**What this task involves**
For each line below that includes the word "type", make a copy.

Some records
_____

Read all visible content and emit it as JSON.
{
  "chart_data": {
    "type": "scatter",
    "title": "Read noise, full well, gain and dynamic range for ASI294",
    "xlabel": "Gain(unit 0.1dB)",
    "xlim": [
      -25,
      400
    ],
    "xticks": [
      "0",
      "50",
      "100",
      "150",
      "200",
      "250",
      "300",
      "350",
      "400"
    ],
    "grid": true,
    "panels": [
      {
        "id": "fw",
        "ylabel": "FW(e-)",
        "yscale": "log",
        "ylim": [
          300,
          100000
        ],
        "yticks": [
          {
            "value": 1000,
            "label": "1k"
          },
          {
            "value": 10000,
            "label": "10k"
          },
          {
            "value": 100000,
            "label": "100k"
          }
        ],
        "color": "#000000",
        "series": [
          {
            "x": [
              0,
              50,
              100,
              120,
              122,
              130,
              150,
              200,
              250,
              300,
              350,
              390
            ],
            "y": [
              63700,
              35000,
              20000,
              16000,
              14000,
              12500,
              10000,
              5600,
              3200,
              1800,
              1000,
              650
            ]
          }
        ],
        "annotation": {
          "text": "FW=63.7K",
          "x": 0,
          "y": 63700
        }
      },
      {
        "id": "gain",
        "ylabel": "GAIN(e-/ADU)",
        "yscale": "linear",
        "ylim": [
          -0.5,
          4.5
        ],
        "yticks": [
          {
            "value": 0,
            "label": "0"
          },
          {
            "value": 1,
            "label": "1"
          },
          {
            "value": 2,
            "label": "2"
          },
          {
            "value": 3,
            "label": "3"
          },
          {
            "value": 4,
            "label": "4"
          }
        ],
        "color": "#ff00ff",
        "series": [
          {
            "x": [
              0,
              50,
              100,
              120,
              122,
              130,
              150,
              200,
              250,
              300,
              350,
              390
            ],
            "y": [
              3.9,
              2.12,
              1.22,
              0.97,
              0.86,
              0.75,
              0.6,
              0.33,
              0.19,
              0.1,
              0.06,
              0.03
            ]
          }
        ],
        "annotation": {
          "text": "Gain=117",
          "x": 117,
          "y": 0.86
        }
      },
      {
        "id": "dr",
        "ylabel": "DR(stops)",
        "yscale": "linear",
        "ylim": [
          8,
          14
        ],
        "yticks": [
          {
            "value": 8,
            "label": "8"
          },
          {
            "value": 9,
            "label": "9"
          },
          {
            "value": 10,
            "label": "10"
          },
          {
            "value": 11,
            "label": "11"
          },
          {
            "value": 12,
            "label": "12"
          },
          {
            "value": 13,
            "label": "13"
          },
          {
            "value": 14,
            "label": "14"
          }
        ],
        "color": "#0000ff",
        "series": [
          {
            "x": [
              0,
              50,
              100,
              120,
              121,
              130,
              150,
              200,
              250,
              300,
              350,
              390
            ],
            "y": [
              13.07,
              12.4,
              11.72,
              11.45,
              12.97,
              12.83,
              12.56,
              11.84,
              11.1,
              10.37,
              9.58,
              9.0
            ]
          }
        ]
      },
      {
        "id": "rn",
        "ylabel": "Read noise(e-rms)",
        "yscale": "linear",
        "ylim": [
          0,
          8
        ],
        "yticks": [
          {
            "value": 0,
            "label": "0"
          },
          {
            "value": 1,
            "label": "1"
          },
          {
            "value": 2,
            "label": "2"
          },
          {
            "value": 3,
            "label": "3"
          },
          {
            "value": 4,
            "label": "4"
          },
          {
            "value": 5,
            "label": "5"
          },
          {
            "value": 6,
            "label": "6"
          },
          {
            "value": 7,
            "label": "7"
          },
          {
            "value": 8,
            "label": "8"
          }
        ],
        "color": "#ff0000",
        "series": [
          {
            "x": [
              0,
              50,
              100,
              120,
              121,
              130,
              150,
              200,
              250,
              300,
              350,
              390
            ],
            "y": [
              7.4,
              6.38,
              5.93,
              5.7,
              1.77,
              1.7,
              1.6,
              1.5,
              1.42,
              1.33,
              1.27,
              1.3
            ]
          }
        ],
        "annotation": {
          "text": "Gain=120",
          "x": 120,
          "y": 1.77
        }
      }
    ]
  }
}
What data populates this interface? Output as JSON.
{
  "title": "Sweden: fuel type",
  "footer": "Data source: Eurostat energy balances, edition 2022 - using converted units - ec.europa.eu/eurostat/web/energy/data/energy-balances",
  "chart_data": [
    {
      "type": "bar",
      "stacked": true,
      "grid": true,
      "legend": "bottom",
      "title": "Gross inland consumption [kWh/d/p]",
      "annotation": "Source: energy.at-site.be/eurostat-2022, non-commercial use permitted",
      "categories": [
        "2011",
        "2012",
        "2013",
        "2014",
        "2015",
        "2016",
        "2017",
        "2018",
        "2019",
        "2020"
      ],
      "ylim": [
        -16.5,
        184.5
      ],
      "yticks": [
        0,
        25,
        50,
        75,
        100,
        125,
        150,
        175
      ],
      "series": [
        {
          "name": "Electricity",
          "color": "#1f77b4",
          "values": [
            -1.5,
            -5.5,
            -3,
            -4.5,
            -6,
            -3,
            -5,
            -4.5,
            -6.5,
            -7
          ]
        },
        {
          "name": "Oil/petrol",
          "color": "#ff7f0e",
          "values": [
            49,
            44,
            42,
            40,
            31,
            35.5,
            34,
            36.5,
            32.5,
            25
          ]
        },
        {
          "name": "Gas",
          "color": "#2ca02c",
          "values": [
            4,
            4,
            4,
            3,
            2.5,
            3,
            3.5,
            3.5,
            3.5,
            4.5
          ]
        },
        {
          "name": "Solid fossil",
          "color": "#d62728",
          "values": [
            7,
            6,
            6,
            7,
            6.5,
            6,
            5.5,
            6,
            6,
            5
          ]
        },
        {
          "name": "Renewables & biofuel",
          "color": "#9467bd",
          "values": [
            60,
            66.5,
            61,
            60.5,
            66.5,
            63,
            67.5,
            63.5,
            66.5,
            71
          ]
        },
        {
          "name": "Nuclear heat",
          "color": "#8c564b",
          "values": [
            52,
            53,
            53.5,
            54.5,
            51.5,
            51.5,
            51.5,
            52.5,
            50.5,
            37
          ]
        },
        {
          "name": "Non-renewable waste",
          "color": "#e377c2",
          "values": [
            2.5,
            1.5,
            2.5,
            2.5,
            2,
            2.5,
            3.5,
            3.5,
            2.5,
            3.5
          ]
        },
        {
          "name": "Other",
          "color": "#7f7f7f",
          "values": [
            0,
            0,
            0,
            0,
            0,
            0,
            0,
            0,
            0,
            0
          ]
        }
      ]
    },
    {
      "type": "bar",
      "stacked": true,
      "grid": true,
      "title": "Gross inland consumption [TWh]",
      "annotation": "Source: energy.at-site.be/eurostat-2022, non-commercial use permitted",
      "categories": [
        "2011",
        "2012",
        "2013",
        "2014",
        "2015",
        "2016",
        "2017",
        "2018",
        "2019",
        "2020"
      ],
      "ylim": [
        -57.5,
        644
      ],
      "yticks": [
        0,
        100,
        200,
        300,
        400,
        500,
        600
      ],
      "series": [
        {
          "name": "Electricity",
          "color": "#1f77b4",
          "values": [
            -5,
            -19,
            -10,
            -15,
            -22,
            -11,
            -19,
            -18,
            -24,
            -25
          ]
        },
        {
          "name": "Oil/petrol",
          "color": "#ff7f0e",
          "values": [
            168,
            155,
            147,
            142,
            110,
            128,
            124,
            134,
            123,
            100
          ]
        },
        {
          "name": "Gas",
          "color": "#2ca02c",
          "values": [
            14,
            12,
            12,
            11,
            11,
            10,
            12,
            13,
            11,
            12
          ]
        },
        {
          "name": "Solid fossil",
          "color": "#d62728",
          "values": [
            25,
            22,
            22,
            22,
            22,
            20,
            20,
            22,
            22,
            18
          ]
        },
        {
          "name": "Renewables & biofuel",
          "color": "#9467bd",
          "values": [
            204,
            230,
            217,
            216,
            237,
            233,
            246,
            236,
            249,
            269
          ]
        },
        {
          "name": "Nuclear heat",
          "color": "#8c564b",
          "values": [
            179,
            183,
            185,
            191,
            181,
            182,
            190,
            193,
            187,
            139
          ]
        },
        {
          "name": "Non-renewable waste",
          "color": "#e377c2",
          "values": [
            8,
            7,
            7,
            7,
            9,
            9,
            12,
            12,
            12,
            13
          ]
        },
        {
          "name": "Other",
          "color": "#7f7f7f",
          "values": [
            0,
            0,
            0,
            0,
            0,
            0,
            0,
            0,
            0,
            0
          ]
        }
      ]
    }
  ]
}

_____

**Expected answer**
    "type": "scatter",
  "title": "Sweden: fuel type",
      "type": "bar",
      "type": "bar",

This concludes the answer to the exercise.